§ DIRECTIONS FOR THIS TASK
Where a line of the listing below includes the word "count", reproduce that line.

[Excerpts from a figure dataset]
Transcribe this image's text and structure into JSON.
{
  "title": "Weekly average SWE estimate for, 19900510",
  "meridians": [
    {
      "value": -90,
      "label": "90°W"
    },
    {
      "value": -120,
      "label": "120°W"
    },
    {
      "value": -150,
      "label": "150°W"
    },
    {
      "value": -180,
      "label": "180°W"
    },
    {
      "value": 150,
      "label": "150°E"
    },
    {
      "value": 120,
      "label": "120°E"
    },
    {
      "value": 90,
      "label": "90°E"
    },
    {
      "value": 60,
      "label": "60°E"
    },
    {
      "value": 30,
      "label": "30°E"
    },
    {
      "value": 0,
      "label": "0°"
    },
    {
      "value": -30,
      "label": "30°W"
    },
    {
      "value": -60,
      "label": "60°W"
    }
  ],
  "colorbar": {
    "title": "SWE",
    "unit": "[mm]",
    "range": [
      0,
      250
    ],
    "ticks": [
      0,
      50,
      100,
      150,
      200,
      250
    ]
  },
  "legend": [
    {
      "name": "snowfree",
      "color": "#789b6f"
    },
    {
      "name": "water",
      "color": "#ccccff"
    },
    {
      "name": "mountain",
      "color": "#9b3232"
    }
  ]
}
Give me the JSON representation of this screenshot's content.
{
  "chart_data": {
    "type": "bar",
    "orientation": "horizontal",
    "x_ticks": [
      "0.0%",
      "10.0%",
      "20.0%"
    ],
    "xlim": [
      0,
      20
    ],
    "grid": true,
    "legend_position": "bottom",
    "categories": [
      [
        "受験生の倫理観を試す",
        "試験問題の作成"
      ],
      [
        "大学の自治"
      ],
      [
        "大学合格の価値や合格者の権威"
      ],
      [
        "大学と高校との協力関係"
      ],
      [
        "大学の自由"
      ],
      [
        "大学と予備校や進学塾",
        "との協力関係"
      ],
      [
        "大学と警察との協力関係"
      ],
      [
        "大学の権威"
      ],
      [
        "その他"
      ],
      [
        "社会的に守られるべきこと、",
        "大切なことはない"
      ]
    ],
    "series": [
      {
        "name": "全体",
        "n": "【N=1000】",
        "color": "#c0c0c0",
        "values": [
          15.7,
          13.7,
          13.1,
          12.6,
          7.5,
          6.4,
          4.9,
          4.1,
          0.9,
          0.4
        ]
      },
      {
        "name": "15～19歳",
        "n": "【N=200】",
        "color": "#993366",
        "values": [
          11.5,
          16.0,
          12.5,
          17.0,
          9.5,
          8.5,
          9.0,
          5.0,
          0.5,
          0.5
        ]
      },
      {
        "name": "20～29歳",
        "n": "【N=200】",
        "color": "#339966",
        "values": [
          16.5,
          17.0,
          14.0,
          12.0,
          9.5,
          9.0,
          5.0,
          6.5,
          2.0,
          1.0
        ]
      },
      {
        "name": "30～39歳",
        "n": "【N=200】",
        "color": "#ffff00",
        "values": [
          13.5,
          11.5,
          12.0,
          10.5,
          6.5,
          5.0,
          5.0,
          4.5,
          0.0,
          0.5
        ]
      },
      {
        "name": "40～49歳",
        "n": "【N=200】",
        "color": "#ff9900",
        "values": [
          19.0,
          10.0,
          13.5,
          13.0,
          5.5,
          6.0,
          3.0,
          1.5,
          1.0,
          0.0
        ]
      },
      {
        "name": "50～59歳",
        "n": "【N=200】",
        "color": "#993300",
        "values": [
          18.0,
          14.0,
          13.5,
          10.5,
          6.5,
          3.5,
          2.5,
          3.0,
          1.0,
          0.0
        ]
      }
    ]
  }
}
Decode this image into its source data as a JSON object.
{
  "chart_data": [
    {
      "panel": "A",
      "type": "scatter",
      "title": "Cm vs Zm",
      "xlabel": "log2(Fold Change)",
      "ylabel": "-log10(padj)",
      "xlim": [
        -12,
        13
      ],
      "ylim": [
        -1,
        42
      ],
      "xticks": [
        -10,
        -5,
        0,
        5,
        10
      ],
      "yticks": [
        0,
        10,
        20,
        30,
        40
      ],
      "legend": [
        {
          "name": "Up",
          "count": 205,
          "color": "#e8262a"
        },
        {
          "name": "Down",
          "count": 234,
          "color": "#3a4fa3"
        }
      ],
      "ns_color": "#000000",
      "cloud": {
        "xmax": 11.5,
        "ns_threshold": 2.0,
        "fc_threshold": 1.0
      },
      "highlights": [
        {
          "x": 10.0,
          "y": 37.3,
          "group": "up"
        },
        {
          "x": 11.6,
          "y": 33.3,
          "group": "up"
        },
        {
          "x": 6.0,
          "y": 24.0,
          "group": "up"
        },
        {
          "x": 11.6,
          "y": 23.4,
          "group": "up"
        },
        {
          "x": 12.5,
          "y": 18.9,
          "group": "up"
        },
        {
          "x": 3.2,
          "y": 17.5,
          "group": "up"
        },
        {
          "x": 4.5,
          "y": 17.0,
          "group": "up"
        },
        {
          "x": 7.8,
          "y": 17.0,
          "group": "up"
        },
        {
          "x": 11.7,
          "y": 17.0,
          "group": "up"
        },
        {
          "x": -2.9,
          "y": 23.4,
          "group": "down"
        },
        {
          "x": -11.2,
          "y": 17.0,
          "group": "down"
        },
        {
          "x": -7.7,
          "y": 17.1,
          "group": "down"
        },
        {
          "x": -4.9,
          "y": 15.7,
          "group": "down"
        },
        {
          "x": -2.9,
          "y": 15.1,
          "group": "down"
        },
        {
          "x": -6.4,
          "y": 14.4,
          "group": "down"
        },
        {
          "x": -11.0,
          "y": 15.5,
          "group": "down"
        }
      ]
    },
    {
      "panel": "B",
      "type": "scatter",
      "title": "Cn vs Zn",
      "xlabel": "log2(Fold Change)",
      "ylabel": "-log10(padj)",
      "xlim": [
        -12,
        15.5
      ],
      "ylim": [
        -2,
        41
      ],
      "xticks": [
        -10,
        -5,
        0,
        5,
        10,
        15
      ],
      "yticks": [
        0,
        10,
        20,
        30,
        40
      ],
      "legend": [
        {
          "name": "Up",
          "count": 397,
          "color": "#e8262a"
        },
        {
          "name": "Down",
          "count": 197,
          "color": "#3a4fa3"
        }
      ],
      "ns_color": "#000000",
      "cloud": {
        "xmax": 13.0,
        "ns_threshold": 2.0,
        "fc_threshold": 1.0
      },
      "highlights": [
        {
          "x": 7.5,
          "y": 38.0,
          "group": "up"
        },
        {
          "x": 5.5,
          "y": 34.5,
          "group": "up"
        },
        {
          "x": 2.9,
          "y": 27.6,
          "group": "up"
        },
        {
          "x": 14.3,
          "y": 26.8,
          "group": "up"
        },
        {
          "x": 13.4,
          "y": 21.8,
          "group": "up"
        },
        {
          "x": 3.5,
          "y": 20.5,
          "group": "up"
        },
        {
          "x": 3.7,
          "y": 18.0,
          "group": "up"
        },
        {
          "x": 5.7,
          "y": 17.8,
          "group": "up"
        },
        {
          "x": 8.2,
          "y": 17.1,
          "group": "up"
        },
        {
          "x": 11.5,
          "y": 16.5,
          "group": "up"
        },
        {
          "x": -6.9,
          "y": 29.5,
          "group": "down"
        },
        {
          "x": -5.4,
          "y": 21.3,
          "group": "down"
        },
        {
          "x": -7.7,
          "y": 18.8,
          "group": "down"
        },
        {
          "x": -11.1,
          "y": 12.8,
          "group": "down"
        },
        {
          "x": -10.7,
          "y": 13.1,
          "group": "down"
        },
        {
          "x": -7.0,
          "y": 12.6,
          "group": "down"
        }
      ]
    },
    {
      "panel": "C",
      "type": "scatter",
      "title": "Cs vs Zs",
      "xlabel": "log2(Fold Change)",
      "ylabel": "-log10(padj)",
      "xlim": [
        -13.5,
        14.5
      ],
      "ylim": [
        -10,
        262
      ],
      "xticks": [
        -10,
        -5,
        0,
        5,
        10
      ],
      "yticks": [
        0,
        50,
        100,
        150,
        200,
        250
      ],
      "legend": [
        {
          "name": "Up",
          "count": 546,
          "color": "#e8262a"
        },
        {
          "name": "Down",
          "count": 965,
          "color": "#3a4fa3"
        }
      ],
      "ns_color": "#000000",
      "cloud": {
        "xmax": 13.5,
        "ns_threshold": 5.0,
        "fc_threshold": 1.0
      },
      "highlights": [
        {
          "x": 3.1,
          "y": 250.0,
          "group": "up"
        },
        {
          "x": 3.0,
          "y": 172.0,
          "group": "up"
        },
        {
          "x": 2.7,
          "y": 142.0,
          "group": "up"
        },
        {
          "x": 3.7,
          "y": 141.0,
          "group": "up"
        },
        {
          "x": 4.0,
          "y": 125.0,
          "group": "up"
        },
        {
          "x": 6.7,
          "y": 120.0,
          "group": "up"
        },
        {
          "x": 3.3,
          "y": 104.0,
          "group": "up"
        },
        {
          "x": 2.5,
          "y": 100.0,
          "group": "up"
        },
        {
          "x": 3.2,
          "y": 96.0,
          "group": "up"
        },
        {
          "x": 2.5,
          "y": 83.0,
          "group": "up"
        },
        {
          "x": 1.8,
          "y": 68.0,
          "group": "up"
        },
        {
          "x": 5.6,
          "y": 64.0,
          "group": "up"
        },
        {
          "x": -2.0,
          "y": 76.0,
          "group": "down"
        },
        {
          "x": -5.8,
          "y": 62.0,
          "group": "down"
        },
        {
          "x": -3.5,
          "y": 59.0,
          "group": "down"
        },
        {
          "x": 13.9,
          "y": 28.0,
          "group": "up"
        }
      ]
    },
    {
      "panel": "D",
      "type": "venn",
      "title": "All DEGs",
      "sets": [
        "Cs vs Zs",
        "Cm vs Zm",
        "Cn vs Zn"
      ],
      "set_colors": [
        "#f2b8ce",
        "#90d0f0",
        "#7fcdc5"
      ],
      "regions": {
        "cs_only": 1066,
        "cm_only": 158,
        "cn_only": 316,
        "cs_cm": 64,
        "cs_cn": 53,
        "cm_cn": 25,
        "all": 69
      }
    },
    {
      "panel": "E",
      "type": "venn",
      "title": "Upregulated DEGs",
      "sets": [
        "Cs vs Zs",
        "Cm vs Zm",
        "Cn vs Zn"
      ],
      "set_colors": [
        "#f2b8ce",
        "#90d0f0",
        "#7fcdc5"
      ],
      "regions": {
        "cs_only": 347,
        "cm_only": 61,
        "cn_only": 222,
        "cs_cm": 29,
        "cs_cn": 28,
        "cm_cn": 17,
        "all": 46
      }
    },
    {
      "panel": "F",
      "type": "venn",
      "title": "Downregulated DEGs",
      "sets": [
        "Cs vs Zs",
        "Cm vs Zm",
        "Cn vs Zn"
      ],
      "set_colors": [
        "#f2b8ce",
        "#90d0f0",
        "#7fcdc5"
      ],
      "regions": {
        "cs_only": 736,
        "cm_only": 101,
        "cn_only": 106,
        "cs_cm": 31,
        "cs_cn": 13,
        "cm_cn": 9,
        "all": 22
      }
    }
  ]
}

§ REPLY
          "count": 205,
          "count": 234,
          "count": 397,
          "count": 197,
          "count": 546,
          "count": 965,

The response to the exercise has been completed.